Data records
_ _ _ _

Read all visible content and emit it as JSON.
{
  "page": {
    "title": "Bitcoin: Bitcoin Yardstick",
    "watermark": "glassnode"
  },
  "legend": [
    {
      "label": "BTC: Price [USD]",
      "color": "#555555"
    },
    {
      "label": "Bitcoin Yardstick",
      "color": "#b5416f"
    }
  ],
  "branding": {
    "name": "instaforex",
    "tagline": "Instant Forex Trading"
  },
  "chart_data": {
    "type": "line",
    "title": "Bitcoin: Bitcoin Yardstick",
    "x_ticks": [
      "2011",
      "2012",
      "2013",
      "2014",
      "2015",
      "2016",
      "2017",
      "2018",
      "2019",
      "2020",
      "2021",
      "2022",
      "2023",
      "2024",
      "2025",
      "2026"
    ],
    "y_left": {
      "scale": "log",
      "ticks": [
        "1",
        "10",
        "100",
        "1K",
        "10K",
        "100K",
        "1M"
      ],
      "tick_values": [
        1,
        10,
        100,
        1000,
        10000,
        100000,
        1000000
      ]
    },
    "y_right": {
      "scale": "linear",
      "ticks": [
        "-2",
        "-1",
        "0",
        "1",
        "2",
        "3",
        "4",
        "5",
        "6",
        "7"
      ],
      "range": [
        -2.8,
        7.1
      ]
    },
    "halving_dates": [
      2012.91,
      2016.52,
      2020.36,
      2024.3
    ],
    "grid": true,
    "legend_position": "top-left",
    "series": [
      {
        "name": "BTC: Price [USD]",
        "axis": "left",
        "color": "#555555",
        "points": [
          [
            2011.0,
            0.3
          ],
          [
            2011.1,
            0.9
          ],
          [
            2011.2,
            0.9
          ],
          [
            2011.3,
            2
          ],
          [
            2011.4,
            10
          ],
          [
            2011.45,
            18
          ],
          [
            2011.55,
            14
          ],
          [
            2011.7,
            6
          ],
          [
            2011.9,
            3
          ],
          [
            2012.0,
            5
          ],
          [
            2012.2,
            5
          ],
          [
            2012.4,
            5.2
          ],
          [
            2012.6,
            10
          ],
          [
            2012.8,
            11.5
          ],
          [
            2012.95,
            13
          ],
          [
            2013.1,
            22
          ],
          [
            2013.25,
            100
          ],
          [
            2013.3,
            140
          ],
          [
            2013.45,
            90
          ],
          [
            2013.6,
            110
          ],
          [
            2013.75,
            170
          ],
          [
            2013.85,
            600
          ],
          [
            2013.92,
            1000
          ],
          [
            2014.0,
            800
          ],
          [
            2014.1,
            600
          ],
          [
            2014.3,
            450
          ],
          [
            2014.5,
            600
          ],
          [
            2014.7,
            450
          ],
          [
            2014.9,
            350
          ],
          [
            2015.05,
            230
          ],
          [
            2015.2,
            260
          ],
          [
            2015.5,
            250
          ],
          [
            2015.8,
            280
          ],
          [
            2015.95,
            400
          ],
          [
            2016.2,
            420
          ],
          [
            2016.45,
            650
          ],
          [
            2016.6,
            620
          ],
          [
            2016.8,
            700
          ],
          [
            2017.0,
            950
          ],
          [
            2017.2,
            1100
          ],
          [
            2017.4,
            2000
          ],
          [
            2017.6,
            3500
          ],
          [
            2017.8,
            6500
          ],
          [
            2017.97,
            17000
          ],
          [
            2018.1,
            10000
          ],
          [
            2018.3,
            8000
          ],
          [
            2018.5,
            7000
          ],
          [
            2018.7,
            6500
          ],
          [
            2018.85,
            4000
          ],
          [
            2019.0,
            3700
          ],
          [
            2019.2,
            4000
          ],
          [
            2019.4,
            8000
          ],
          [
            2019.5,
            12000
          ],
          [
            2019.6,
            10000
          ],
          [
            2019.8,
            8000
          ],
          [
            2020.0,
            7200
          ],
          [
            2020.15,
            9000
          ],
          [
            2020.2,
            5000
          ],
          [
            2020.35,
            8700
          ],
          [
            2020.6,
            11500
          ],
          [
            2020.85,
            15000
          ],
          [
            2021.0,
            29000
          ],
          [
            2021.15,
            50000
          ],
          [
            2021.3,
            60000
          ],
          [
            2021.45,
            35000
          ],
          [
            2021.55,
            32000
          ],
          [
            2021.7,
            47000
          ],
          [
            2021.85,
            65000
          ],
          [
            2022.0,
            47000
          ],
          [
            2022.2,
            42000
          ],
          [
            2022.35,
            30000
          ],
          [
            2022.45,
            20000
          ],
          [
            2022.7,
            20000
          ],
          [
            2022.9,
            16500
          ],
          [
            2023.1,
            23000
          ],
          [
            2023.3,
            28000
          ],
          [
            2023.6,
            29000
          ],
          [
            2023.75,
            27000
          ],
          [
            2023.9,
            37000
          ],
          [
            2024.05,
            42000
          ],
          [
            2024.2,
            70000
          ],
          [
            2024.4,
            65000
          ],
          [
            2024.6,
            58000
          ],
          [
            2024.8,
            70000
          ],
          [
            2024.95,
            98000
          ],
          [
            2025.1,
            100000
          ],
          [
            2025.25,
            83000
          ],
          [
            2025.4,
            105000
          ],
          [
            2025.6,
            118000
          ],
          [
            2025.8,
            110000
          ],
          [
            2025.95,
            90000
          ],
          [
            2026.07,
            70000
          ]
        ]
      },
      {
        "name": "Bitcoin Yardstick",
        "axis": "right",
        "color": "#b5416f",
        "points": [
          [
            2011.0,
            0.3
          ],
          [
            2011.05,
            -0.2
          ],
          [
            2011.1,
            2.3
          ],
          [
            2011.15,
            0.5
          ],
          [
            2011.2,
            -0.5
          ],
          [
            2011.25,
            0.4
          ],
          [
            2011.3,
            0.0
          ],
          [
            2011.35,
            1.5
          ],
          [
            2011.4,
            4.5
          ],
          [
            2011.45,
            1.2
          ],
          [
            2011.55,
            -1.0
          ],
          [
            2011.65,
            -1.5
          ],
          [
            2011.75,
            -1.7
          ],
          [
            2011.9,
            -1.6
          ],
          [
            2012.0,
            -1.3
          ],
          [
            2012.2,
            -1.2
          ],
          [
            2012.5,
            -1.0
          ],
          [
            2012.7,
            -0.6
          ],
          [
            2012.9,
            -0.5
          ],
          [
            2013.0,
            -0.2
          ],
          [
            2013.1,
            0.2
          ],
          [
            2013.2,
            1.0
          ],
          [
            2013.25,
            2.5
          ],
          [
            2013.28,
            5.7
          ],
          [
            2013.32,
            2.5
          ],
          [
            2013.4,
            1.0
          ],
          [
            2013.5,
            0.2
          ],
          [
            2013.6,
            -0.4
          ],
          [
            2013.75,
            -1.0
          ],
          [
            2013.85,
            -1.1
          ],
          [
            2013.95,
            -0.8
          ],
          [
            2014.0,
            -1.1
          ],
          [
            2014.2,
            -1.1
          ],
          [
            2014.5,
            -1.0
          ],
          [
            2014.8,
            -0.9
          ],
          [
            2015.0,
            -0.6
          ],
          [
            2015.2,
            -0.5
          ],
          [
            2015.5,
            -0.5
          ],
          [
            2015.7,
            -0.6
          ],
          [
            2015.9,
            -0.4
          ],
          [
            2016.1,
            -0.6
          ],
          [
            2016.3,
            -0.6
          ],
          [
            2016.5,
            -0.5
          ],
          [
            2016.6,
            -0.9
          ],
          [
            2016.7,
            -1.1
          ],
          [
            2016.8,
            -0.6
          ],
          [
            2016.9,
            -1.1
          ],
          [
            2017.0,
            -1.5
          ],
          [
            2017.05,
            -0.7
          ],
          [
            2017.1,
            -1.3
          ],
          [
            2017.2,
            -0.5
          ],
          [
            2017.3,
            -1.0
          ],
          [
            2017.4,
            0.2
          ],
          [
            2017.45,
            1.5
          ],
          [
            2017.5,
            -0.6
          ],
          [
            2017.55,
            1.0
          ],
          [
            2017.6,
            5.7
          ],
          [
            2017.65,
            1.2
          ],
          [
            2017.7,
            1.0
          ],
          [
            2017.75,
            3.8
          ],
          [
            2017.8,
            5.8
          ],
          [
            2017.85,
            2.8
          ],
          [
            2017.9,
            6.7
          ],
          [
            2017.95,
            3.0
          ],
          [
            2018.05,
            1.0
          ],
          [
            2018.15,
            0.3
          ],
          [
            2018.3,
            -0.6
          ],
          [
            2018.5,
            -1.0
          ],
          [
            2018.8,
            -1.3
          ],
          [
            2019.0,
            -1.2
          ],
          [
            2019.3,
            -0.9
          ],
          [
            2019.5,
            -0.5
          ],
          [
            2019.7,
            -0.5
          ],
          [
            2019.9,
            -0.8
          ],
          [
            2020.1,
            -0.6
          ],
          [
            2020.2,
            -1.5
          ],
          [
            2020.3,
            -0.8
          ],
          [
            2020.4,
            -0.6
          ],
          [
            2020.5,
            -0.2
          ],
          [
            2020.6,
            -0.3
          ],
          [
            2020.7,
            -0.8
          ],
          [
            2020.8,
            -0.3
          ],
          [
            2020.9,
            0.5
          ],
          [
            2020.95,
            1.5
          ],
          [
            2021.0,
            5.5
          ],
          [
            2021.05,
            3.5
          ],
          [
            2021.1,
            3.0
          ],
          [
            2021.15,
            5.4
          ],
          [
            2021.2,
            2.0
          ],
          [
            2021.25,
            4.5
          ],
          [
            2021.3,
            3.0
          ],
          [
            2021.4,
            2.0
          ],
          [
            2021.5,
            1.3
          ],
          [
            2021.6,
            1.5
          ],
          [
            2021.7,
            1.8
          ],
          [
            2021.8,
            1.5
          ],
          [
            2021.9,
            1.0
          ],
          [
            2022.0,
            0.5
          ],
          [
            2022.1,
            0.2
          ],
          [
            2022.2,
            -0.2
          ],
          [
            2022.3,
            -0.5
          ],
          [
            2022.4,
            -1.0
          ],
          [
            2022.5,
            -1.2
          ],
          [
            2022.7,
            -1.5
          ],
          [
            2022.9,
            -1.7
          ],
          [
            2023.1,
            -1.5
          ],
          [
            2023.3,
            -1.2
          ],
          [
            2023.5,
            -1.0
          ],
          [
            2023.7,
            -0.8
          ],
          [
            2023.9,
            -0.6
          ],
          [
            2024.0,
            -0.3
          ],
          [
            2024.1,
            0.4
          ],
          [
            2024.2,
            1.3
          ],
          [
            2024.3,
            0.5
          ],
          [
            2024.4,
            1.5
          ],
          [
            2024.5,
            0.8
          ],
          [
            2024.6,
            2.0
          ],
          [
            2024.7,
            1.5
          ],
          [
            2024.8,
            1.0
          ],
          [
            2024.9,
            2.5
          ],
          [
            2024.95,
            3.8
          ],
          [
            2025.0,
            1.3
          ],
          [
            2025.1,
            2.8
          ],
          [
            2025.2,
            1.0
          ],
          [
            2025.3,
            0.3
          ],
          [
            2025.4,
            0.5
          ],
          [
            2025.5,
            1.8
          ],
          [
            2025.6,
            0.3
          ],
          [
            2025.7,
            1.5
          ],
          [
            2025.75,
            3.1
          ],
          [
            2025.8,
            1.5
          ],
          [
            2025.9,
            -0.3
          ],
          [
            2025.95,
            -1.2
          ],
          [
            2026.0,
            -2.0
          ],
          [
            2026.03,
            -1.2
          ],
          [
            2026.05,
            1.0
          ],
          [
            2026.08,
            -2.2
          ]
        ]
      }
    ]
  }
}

_ _ _ _

Identify and copy all lines with the word "name".

    "name": "instaforex",
        "name": "BTC: Price [USD]",
        "name": "Bitcoin Yardstick",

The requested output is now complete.